▽

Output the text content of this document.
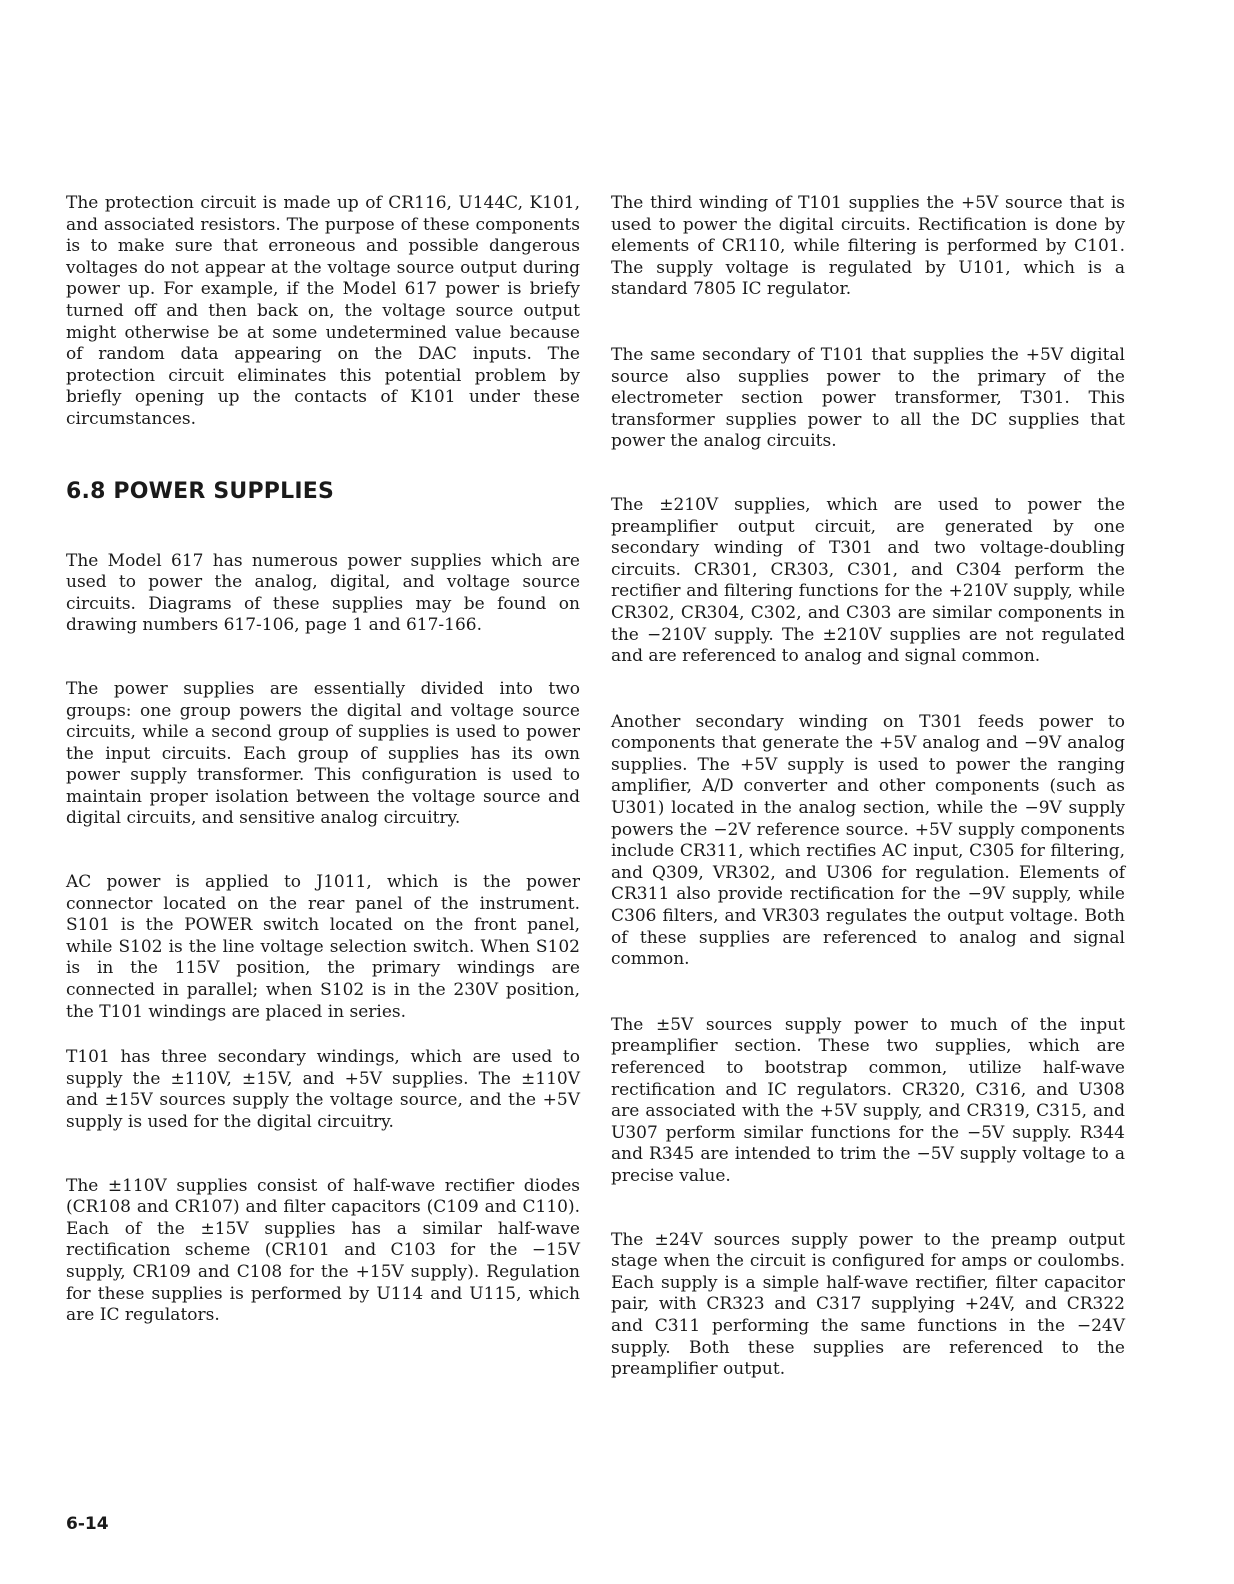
The protection circuit is made up of CR116, U144C, K101, and associated resistors. The purpose of these components is to make sure that erroneous and possible dangerous voltages do not appear at the voltage source output during power up. For example, if the Model 617 power is briefy turned off and then back on, the voltage source output might otherwise be at some undetermined value because of random data appearing on the DAC inputs. The protection circuit eliminates this potential problem by briefly opening up the contacts of K101 under these circumstances.

6.8 POWER SUPPLIES

The Model 617 has numerous power supplies which are used to power the analog, digital, and voltage source circuits. Diagrams of these supplies may be found on drawing numbers 617-106, page 1 and 617-166.

The power supplies are essentially divided into two groups: one group powers the digital and voltage source circuits, while a second group of supplies is used to power the input circuits. Each group of supplies has its own power supply transformer. This configuration is used to maintain proper isolation between the voltage source and digital circuits, and sensitive analog circuitry.

AC power is applied to J1011, which is the power connector located on the rear panel of the instrument. S101 is the POWER switch located on the front panel, while S102 is the line voltage selection switch. When S102 is in the 115V position, the primary windings are connected in parallel; when S102 is in the 230V position, the T101 windings are placed in series.

T101 has three secondary windings, which are used to supply the ±110V, ±15V, and +5V supplies. The ±110V and ±15V sources supply the voltage source, and the +5V supply is used for the digital circuitry.

The ±110V supplies consist of half-wave rectifier diodes (CR108 and CR107) and filter capacitors (C109 and C110). Each of the ±15V supplies has a similar half-wave rectification scheme (CR101 and C103 for the −15V supply, CR109 and C108 for the +15V supply). Regulation for these supplies is performed by U114 and U115, which are IC regulators.

The third winding of T101 supplies the +5V source that is used to power the digital circuits. Rectification is done by elements of CR110, while filtering is performed by C101. The supply voltage is regulated by U101, which is a standard 7805 IC regulator.

The same secondary of T101 that supplies the +5V digital source also supplies power to the primary of the electrometer section power transformer, T301. This transformer supplies power to all the DC supplies that power the analog circuits.

The ±210V supplies, which are used to power the preamplifier output circuit, are generated by one secondary winding of T301 and two voltage-doubling circuits. CR301, CR303, C301, and C304 perform the rectifier and filtering functions for the +210V supply, while CR302, CR304, C302, and C303 are similar components in the −210V supply. The ±210V supplies are not regulated and are referenced to analog and signal common.

Another secondary winding on T301 feeds power to components that generate the +5V analog and −9V analog supplies. The +5V supply is used to power the ranging amplifier, A/D converter and other components (such as U301) located in the analog section, while the −9V supply powers the −2V reference source. +5V supply components include CR311, which rectifies AC input, C305 for filtering, and Q309, VR302, and U306 for regulation. Elements of CR311 also provide rectification for the −9V supply, while C306 filters, and VR303 regulates the output voltage. Both of these supplies are referenced to analog and signal common.

The ±5V sources supply power to much of the input preamplifier section. These two supplies, which are referenced to bootstrap common, utilize half-wave rectification and IC regulators. CR320, C316, and U308 are associated with the +5V supply, and CR319, C315, and U307 perform similar functions for the −5V supply. R344 and R345 are intended to trim the −5V supply voltage to a precise value.

The ±24V sources supply power to the preamp output stage when the circuit is configured for amps or coulombs. Each supply is a simple half-wave rectifier, filter capacitor pair, with CR323 and C317 supplying +24V, and CR322 and C311 performing the same functions in the −24V supply. Both these supplies are referenced to the preamplifier output.

6-14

△

### GIVEN INSTRUCTION
Every line should be retyped exactly, with the pictures omitted.

### COMPLETED TASK
Output the text content of this document.
The protection circuit is made up of CR116, U144C, K101, and associated resistors. The purpose of these components is to make sure that erroneous and possible dangerous voltages do not appear at the voltage source output during power up. For example, if the Model 617 power is briefy turned off and then back on, the voltage source output might otherwise be at some undetermined value because of random data appearing on the DAC inputs. The protection circuit eliminates this potential problem by briefly opening up the contacts of K101 under these circumstances.

6.8 POWER SUPPLIES

The Model 617 has numerous power supplies which are used to power the analog, digital, and voltage source circuits. Diagrams of these supplies may be found on drawing numbers 617-106, page 1 and 617-166.

The power supplies are essentially divided into two groups: one group powers the digital and voltage source circuits, while a second group of supplies is used to power the input circuits. Each group of supplies has its own power supply transformer. This configuration is used to maintain proper isolation between the voltage source and digital circuits, and sensitive analog circuitry.

AC power is applied to J1011, which is the power connector located on the rear panel of the instrument. S101 is the POWER switch located on the front panel, while S102 is the line voltage selection switch. When S102 is in the 115V position, the primary windings are connected in parallel; when S102 is in the 230V position, the T101 windings are placed in series.

T101 has three secondary windings, which are used to supply the ±110V, ±15V, and +5V supplies. The ±110V and ±15V sources supply the voltage source, and the +5V supply is used for the digital circuitry.

The ±110V supplies consist of half-wave rectifier diodes (CR108 and CR107) and filter capacitors (C109 and C110). Each of the ±15V supplies has a similar half-wave rectification scheme (CR101 and C103 for the −15V supply, CR109 and C108 for the +15V supply). Regulation for these supplies is performed by U114 and U115, which are IC regulators.

The third winding of T101 supplies the +5V source that is used to power the digital circuits. Rectification is done by elements of CR110, while filtering is performed by C101. The supply voltage is regulated by U101, which is a standard 7805 IC regulator.

The same secondary of T101 that supplies the +5V digital source also supplies power to the primary of the electrometer section power transformer, T301. This transformer supplies power to all the DC supplies that power the analog circuits.

The ±210V supplies, which are used to power the preamplifier output circuit, are generated by one secondary winding of T301 and two voltage-doubling circuits. CR301, CR303, C301, and C304 perform the rectifier and filtering functions for the +210V supply, while CR302, CR304, C302, and C303 are similar components in the −210V supply. The ±210V supplies are not regulated and are referenced to analog and signal common.

Another secondary winding on T301 feeds power to components that generate the +5V analog and −9V analog supplies. The +5V supply is used to power the ranging amplifier, A/D converter and other components (such as U301) located in the analog section, while the −9V supply powers the −2V reference source. +5V supply components include CR311, which rectifies AC input, C305 for filtering, and Q309, VR302, and U306 for regulation. Elements of CR311 also provide rectification for the −9V supply, while C306 filters, and VR303 regulates the output voltage. Both of these supplies are referenced to analog and signal common.

The ±5V sources supply power to much of the input preamplifier section. These two supplies, which are referenced to bootstrap common, utilize half-wave rectification and IC regulators. CR320, C316, and U308 are associated with the +5V supply, and CR319, C315, and U307 perform similar functions for the −5V supply. R344 and R345 are intended to trim the −5V supply voltage to a precise value.

The ±24V sources supply power to the preamp output stage when the circuit is configured for amps or coulombs. Each supply is a simple half-wave rectifier, filter capacitor pair, with CR323 and C317 supplying +24V, and CR322 and C311 performing the same functions in the −24V supply. Both these supplies are referenced to the preamplifier output.

6-14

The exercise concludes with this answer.